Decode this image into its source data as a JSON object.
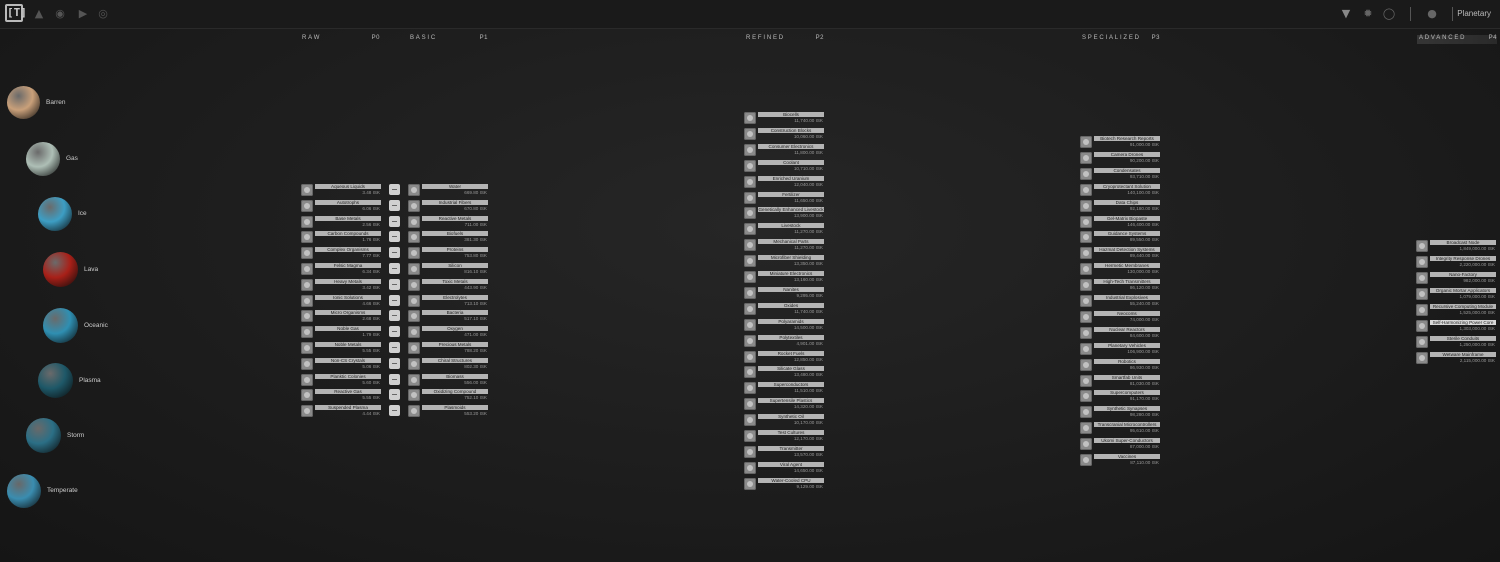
{
  "topbar": {
    "logo": "[T]",
    "mode": "Planetary",
    "icons_left": [
      "flame-icon",
      "planet-icon",
      "play-icon",
      "globe-icon"
    ],
    "icons_right": [
      "grid-icon",
      "gear-icon",
      "circle-icon",
      "person-icon"
    ]
  },
  "columns": {
    "raw": {
      "title": "Raw",
      "code": "P0"
    },
    "basic": {
      "title": "Basic",
      "code": "P1"
    },
    "refined": {
      "title": "Refined",
      "code": "P2"
    },
    "specialized": {
      "title": "Specialized",
      "code": "P3"
    },
    "advanced": {
      "title": "Advanced",
      "code": "P4"
    }
  },
  "planets": [
    {
      "name": "Barren",
      "color": "#c9a07a"
    },
    {
      "name": "Gas",
      "color": "#aebfb6"
    },
    {
      "name": "Ice",
      "color": "#3d9ec4"
    },
    {
      "name": "Lava",
      "color": "#a82018"
    },
    {
      "name": "Oceanic",
      "color": "#2f8fb2"
    },
    {
      "name": "Plasma",
      "color": "#1e5868"
    },
    {
      "name": "Storm",
      "color": "#2b6f86"
    },
    {
      "name": "Temperate",
      "color": "#3a8db0"
    }
  ],
  "raw": [
    {
      "name": "Aqueous Liquids",
      "price": "3.48 ISK"
    },
    {
      "name": "Autotrophs",
      "price": "6.06 ISK"
    },
    {
      "name": "Base Metals",
      "price": "2.56 ISK"
    },
    {
      "name": "Carbon Compounds",
      "price": "1.76 ISK"
    },
    {
      "name": "Complex Organisms",
      "price": "7.77 ISK"
    },
    {
      "name": "Felsic Magma",
      "price": "6.34 ISK"
    },
    {
      "name": "Heavy Metals",
      "price": "3.42 ISK"
    },
    {
      "name": "Ionic Solutions",
      "price": "4.66 ISK"
    },
    {
      "name": "Micro Organisms",
      "price": "2.68 ISK"
    },
    {
      "name": "Noble Gas",
      "price": "1.79 ISK"
    },
    {
      "name": "Noble Metals",
      "price": "5.55 ISK"
    },
    {
      "name": "Non-CS Crystals",
      "price": "5.06 ISK"
    },
    {
      "name": "Planktic Colonies",
      "price": "5.60 ISK"
    },
    {
      "name": "Reactive Gas",
      "price": "5.55 ISK"
    },
    {
      "name": "Suspended Plasma",
      "price": "4.44 ISK"
    }
  ],
  "basic": [
    {
      "name": "Water",
      "price": "669.80 ISK"
    },
    {
      "name": "Industrial Fibers",
      "price": "670.80 ISK"
    },
    {
      "name": "Reactive Metals",
      "price": "711.00 ISK"
    },
    {
      "name": "Biofuels",
      "price": "381.30 ISK"
    },
    {
      "name": "Proteins",
      "price": "753.80 ISK"
    },
    {
      "name": "Silicon",
      "price": "816.10 ISK"
    },
    {
      "name": "Toxic Metals",
      "price": "443.90 ISK"
    },
    {
      "name": "Electrolytes",
      "price": "713.10 ISK"
    },
    {
      "name": "Bacteria",
      "price": "517.10 ISK"
    },
    {
      "name": "Oxygen",
      "price": "471.00 ISK"
    },
    {
      "name": "Precious Metals",
      "price": "788.20 ISK"
    },
    {
      "name": "Chiral Structures",
      "price": "802.30 ISK"
    },
    {
      "name": "Biomass",
      "price": "556.00 ISK"
    },
    {
      "name": "Oxidizing Compound",
      "price": "752.10 ISK"
    },
    {
      "name": "Plasmoids",
      "price": "553.20 ISK"
    }
  ],
  "refined": [
    {
      "name": "Biocells",
      "price": "11,740.00 ISK"
    },
    {
      "name": "Construction Blocks",
      "price": "10,060.00 ISK"
    },
    {
      "name": "Consumer Electronics",
      "price": "11,800.00 ISK"
    },
    {
      "name": "Coolant",
      "price": "10,710.00 ISK"
    },
    {
      "name": "Enriched Uranium",
      "price": "12,040.00 ISK"
    },
    {
      "name": "Fertilizer",
      "price": "11,650.00 ISK"
    },
    {
      "name": "Genetically Enhanced Livestock",
      "price": "13,900.00 ISK"
    },
    {
      "name": "Livestock",
      "price": "11,270.00 ISK"
    },
    {
      "name": "Mechanical Parts",
      "price": "11,270.00 ISK"
    },
    {
      "name": "Microfiber Shielding",
      "price": "13,350.00 ISK"
    },
    {
      "name": "Miniature Electronics",
      "price": "13,160.00 ISK"
    },
    {
      "name": "Nanites",
      "price": "9,295.00 ISK"
    },
    {
      "name": "Oxides",
      "price": "11,740.00 ISK"
    },
    {
      "name": "Polyaramids",
      "price": "14,500.00 ISK"
    },
    {
      "name": "Polytextiles",
      "price": "4,901.00 ISK"
    },
    {
      "name": "Rocket Fuels",
      "price": "12,850.00 ISK"
    },
    {
      "name": "Silicate Glass",
      "price": "13,480.00 ISK"
    },
    {
      "name": "Superconductors",
      "price": "11,510.00 ISK"
    },
    {
      "name": "Supertensile Plastics",
      "price": "14,320.00 ISK"
    },
    {
      "name": "Synthetic Oil",
      "price": "10,170.00 ISK"
    },
    {
      "name": "Test Cultures",
      "price": "12,170.00 ISK"
    },
    {
      "name": "Transmitter",
      "price": "13,570.00 ISK"
    },
    {
      "name": "Viral Agent",
      "price": "14,650.00 ISK"
    },
    {
      "name": "Water-Cooled CPU",
      "price": "9,129.00 ISK"
    }
  ],
  "specialized": [
    {
      "name": "Biotech Research Reports",
      "price": "91,000.00 ISK"
    },
    {
      "name": "Camera Drones",
      "price": "90,200.00 ISK"
    },
    {
      "name": "Condensates",
      "price": "93,710.00 ISK"
    },
    {
      "name": "Cryoprotectant Solution",
      "price": "140,100.00 ISK"
    },
    {
      "name": "Data Chips",
      "price": "92,180.00 ISK"
    },
    {
      "name": "Gel-Matrix Biopaste",
      "price": "146,400.00 ISK"
    },
    {
      "name": "Guidance Systems",
      "price": "89,550.00 ISK"
    },
    {
      "name": "Hazmat Detection Systems",
      "price": "89,440.00 ISK"
    },
    {
      "name": "Hermetic Membranes",
      "price": "130,000.00 ISK"
    },
    {
      "name": "High-Tech Transmitters",
      "price": "86,120.00 ISK"
    },
    {
      "name": "Industrial Explosives",
      "price": "55,240.00 ISK"
    },
    {
      "name": "Neocoms",
      "price": "74,000.00 ISK"
    },
    {
      "name": "Nuclear Reactors",
      "price": "84,600.00 ISK"
    },
    {
      "name": "Planetary Vehicles",
      "price": "106,900.00 ISK"
    },
    {
      "name": "Robotics",
      "price": "86,930.00 ISK"
    },
    {
      "name": "Smartfab Units",
      "price": "81,030.00 ISK"
    },
    {
      "name": "Supercomputers",
      "price": "91,170.00 ISK"
    },
    {
      "name": "Synthetic Synapses",
      "price": "98,280.00 ISK"
    },
    {
      "name": "Transcranial Microcontrollers",
      "price": "95,610.00 ISK"
    },
    {
      "name": "Ukomi Super-Conductors",
      "price": "87,000.00 ISK"
    },
    {
      "name": "Vaccines",
      "price": "87,110.00 ISK"
    }
  ],
  "advanced": [
    {
      "name": "Broadcast Node",
      "price": "1,849,000.00 ISK"
    },
    {
      "name": "Integrity Response Drones",
      "price": "2,220,000.00 ISK"
    },
    {
      "name": "Nano-Factory",
      "price": "982,000.00 ISK"
    },
    {
      "name": "Organic Mortar Applicators",
      "price": "1,079,000.00 ISK"
    },
    {
      "name": "Recursive Computing Module",
      "price": "1,525,000.00 ISK"
    },
    {
      "name": "Self-Harmonizing Power Core",
      "price": "1,303,000.00 ISK"
    },
    {
      "name": "Sterile Conduits",
      "price": "1,250,000.00 ISK"
    },
    {
      "name": "Wetware Mainframe",
      "price": "2,115,000.00 ISK"
    }
  ]
}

......

What the exercise asks: Give the number of lines in the listing above where the word "Synthetic" appears, and nothing else.

Written response: 2